--- BEGIN Records shown ---
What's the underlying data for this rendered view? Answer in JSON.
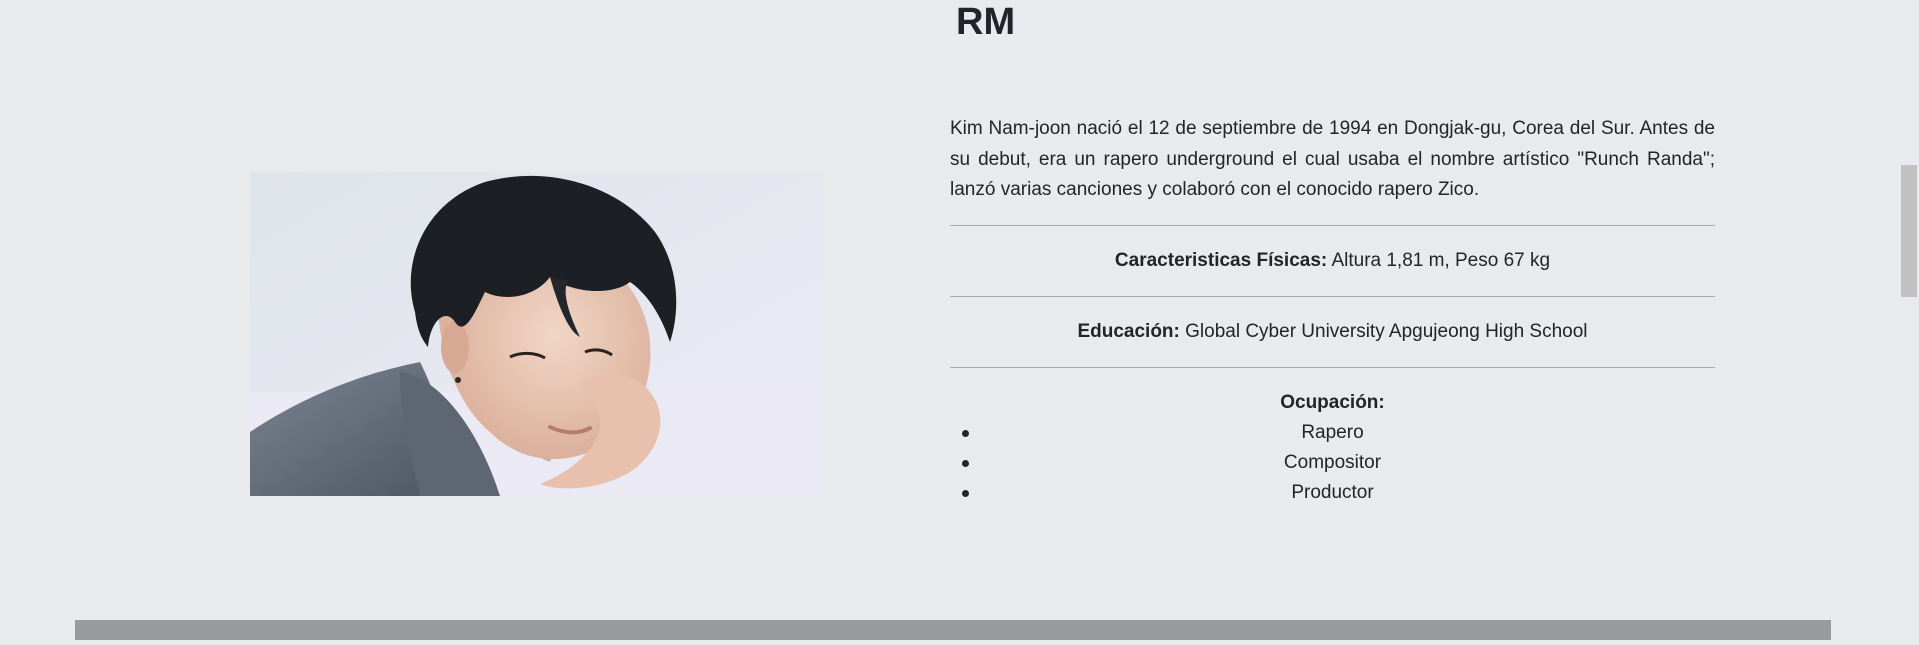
{
  "member": {
    "name": "RM",
    "bio": "Kim Nam-joon nació el 12 de septiembre de 1994 en Dongjak-gu, Corea del Sur. Antes de su debut, era un rapero underground el cual usaba el nombre artístico \"Runch Randa\"; lanzó varias canciones y colaboró con el conocido rapero Zico.",
    "physical_label": "Caracteristicas Físicas:",
    "physical_value": " Altura 1,81 m, Peso 67 kg",
    "education_label": "Educación:",
    "education_value": " Global Cyber University Apgujeong High School",
    "occupation_label": "Ocupación:",
    "occupations": [
      "Rapero",
      "Compositor",
      "Productor"
    ]
  },
  "colors": {
    "background": "#e9eaed",
    "text": "#212529",
    "footer_bar": "#9a9b9e",
    "scrollbar_thumb": "#c1c1c1"
  }
}
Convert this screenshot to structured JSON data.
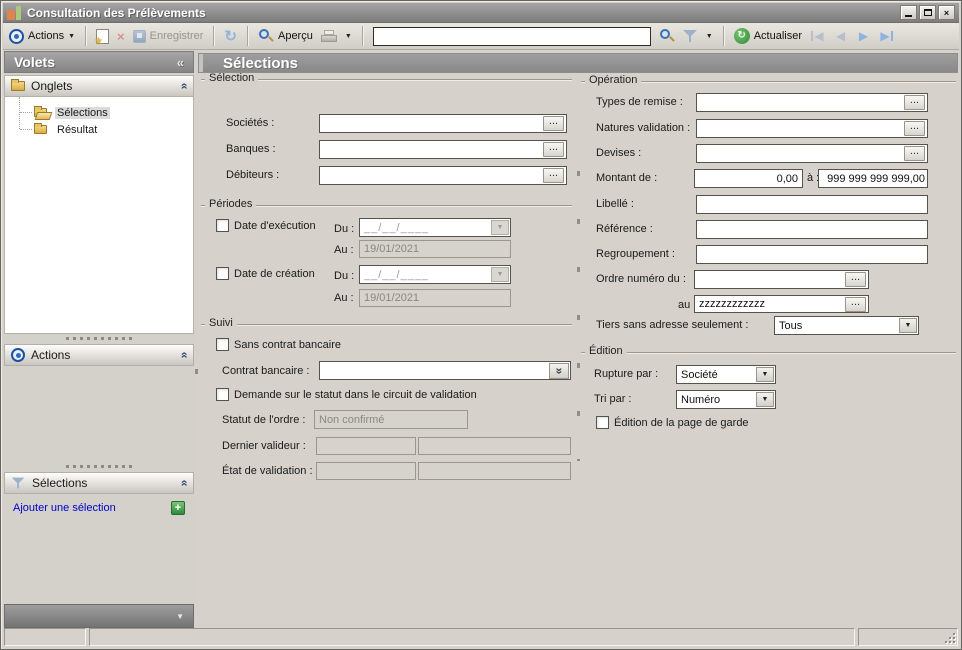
{
  "window": {
    "title": "Consultation des Prélèvements"
  },
  "icons": {
    "close": "×",
    "caret_down": "▼",
    "collapse_left": "«",
    "chevron_double": "»",
    "ellipsis": "...",
    "plus": "+",
    "refresh": "↻",
    "sync": "↻",
    "nav_prev": "◀",
    "nav_next": "▶",
    "delete_x": "×",
    "star": "★"
  },
  "colors": {
    "titlebar": "#8d8d8d",
    "panel_header": "#909090",
    "link": "#0000cc",
    "folder": "#e3b94e",
    "add_button_green": "#3f9e4d",
    "disabled_text": "#8b8880",
    "nav_enabled_blue": "#8fb2e0",
    "nav_disabled_blue": "#b6bfcd"
  },
  "toolbar": {
    "actions_label": "Actions",
    "save_label": "Enregistrer",
    "preview_label": "Aperçu",
    "refresh_label": "Actualiser",
    "search_value": ""
  },
  "sidebar": {
    "title": "Volets",
    "onglets": {
      "label": "Onglets",
      "items": [
        {
          "label": "Sélections"
        },
        {
          "label": "Résultat"
        }
      ]
    },
    "actions": {
      "label": "Actions"
    },
    "selections": {
      "label": "Sélections",
      "add_label": "Ajouter une sélection"
    }
  },
  "main": {
    "title": "Sélections",
    "selection": {
      "label": "Sélection",
      "societes_label": "Sociétés :",
      "banques_label": "Banques :",
      "debiteurs_label": "Débiteurs :"
    },
    "periodes": {
      "label": "Périodes",
      "exec_label": "Date d'exécution",
      "creation_label": "Date de création",
      "du_label": "Du :",
      "au_label": "Au :",
      "date_mask": "__/__/____",
      "exec_au_value": "19/01/2021",
      "creation_au_value": "19/01/2021"
    },
    "suivi": {
      "label": "Suivi",
      "sans_contrat_label": "Sans contrat bancaire",
      "contrat_label": "Contrat bancaire :",
      "demande_label": "Demande sur le statut dans le circuit de validation",
      "statut_label": "Statut de l'ordre :",
      "statut_value": "Non confirmé",
      "valideur_label": "Dernier valideur :",
      "etat_label": "État de validation :"
    },
    "operation": {
      "label": "Opération",
      "types_label": "Types de remise :",
      "natures_label": "Natures validation :",
      "devises_label": "Devises :",
      "montant_label": "Montant de :",
      "montant_min": "0,00",
      "a_label": "à :",
      "montant_max": "999 999 999 999,00",
      "libelle_label": "Libellé :",
      "reference_label": "Référence :",
      "regroupement_label": "Regroupement :",
      "ordre_du_label": "Ordre numéro du :",
      "ordre_au_label": "au :",
      "ordre_au_value": "zzzzzzzzzzzz",
      "tiers_label": "Tiers sans adresse seulement :",
      "tiers_value": "Tous"
    },
    "edition": {
      "label": "Édition",
      "rupture_label": "Rupture par :",
      "rupture_value": "Société",
      "tri_label": "Tri par :",
      "tri_value": "Numéro",
      "page_garde_label": "Édition de la page de garde"
    }
  }
}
--- END Records shown ---
**What is asked**
Copy every line of the data exactly as written, excluding the pictures.

**Complete response**
What's the underlying data for this rendered view? Answer in JSON.
{
  "member": {
    "name": "RM",
    "bio": "Kim Nam-joon nació el 12 de septiembre de 1994 en Dongjak-gu, Corea del Sur. Antes de su debut, era un rapero underground el cual usaba el nombre artístico \"Runch Randa\"; lanzó varias canciones y colaboró con el conocido rapero Zico.",
    "physical_label": "Caracteristicas Físicas:",
    "physical_value": " Altura 1,81 m, Peso 67 kg",
    "education_label": "Educación:",
    "education_value": " Global Cyber University Apgujeong High School",
    "occupation_label": "Ocupación:",
    "occupations": [
      "Rapero",
      "Compositor",
      "Productor"
    ]
  },
  "colors": {
    "background": "#e9eaed",
    "text": "#212529",
    "footer_bar": "#9a9b9e",
    "scrollbar_thumb": "#c1c1c1"
  }
}
Convert this screenshot to structured JSON data.
{
  "window": {
    "title": "Consultation des Prélèvements"
  },
  "icons": {
    "close": "×",
    "caret_down": "▼",
    "collapse_left": "«",
    "chevron_double": "»",
    "ellipsis": "...",
    "plus": "+",
    "refresh": "↻",
    "sync": "↻",
    "nav_prev": "◀",
    "nav_next": "▶",
    "delete_x": "×",
    "star": "★"
  },
  "colors": {
    "titlebar": "#8d8d8d",
    "panel_header": "#909090",
    "link": "#0000cc",
    "folder": "#e3b94e",
    "add_button_green": "#3f9e4d",
    "disabled_text": "#8b8880",
    "nav_enabled_blue": "#8fb2e0",
    "nav_disabled_blue": "#b6bfcd"
  },
  "toolbar": {
    "actions_label": "Actions",
    "save_label": "Enregistrer",
    "preview_label": "Aperçu",
    "refresh_label": "Actualiser",
    "search_value": ""
  },
  "sidebar": {
    "title": "Volets",
    "onglets": {
      "label": "Onglets",
      "items": [
        {
          "label": "Sélections"
        },
        {
          "label": "Résultat"
        }
      ]
    },
    "actions": {
      "label": "Actions"
    },
    "selections": {
      "label": "Sélections",
      "add_label": "Ajouter une sélection"
    }
  },
  "main": {
    "title": "Sélections",
    "selection": {
      "label": "Sélection",
      "societes_label": "Sociétés :",
      "banques_label": "Banques :",
      "debiteurs_label": "Débiteurs :"
    },
    "periodes": {
      "label": "Périodes",
      "exec_label": "Date d'exécution",
      "creation_label": "Date de création",
      "du_label": "Du :",
      "au_label": "Au :",
      "date_mask": "__/__/____",
      "exec_au_value": "19/01/2021",
      "creation_au_value": "19/01/2021"
    },
    "suivi": {
      "label": "Suivi",
      "sans_contrat_label": "Sans contrat bancaire",
      "contrat_label": "Contrat bancaire :",
      "demande_label": "Demande sur le statut dans le circuit de validation",
      "statut_label": "Statut de l'ordre :",
      "statut_value": "Non confirmé",
      "valideur_label": "Dernier valideur :",
      "etat_label": "État de validation :"
    },
    "operation": {
      "label": "Opération",
      "types_label": "Types de remise :",
      "natures_label": "Natures validation :",
      "devises_label": "Devises :",
      "montant_label": "Montant de :",
      "montant_min": "0,00",
      "a_label": "à :",
      "montant_max": "999 999 999 999,00",
      "libelle_label": "Libellé :",
      "reference_label": "Référence :",
      "regroupement_label": "Regroupement :",
      "ordre_du_label": "Ordre numéro du :",
      "ordre_au_label": "au :",
      "ordre_au_value": "zzzzzzzzzzzz",
      "tiers_label": "Tiers sans adresse seulement :",
      "tiers_value": "Tous"
    },
    "edition": {
      "label": "Édition",
      "rupture_label": "Rupture par :",
      "rupture_value": "Société",
      "tri_label": "Tri par :",
      "tri_value": "Numéro",
      "page_garde_label": "Édition de la page de garde"
    }
  }
}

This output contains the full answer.